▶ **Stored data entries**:
════

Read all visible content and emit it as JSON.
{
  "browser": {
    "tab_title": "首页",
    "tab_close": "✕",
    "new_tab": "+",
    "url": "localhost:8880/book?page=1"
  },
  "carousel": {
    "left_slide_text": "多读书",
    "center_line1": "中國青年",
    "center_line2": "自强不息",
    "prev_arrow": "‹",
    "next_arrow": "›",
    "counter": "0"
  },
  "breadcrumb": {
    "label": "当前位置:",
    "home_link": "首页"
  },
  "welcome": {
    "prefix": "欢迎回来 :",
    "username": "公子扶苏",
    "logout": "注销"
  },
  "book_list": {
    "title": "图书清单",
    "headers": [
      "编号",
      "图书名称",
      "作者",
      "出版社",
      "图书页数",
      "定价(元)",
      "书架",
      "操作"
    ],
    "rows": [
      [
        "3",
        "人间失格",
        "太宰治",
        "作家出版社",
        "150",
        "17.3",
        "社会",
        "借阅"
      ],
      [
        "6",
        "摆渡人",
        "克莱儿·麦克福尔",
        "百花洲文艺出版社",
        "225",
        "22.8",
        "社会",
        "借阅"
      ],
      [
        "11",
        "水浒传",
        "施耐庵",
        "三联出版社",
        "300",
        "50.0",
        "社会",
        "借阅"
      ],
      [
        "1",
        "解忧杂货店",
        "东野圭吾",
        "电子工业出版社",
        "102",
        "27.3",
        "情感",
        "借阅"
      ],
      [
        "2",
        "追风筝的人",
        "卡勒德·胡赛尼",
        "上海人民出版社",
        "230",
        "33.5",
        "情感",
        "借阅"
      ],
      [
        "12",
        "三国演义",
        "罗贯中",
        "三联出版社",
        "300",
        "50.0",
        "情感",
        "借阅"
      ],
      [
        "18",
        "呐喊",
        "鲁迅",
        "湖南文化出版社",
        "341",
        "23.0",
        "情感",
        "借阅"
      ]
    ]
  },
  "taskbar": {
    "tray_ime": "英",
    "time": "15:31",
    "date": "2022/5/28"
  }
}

════

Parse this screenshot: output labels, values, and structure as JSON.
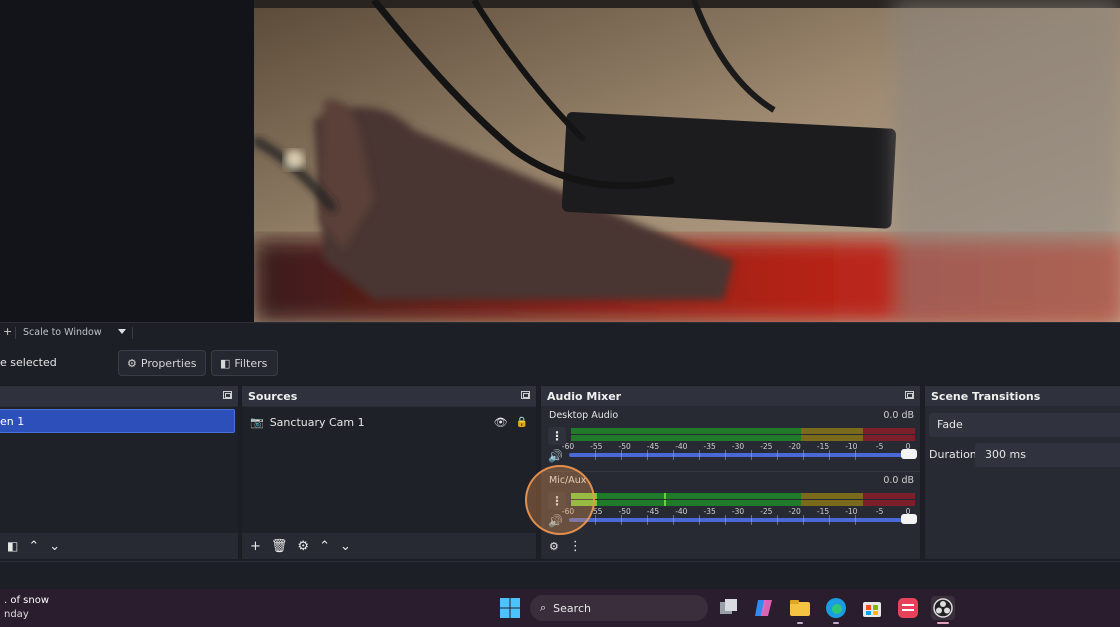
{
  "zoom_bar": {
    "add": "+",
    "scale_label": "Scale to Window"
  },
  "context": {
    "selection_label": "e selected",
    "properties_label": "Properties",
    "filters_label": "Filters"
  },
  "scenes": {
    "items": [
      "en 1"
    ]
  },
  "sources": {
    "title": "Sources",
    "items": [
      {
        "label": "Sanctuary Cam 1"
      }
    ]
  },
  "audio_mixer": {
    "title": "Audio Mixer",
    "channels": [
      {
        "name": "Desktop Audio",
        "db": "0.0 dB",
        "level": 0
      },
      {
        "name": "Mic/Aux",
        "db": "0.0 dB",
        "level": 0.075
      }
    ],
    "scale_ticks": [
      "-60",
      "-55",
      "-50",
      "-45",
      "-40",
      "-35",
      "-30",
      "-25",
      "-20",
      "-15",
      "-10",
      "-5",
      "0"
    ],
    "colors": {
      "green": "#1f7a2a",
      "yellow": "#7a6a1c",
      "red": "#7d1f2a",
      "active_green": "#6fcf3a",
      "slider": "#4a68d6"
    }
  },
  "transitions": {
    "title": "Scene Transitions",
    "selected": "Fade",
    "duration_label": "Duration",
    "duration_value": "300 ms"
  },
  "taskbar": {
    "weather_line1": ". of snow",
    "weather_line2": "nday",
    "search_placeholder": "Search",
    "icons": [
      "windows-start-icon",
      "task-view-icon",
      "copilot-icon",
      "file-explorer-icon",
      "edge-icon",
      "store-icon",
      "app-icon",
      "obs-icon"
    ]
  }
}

════

Look above for every line with the word "selected" and copy it.

▶ **Answer to the task**:
    "selection_label": "e selected",
    "selected": "Fade",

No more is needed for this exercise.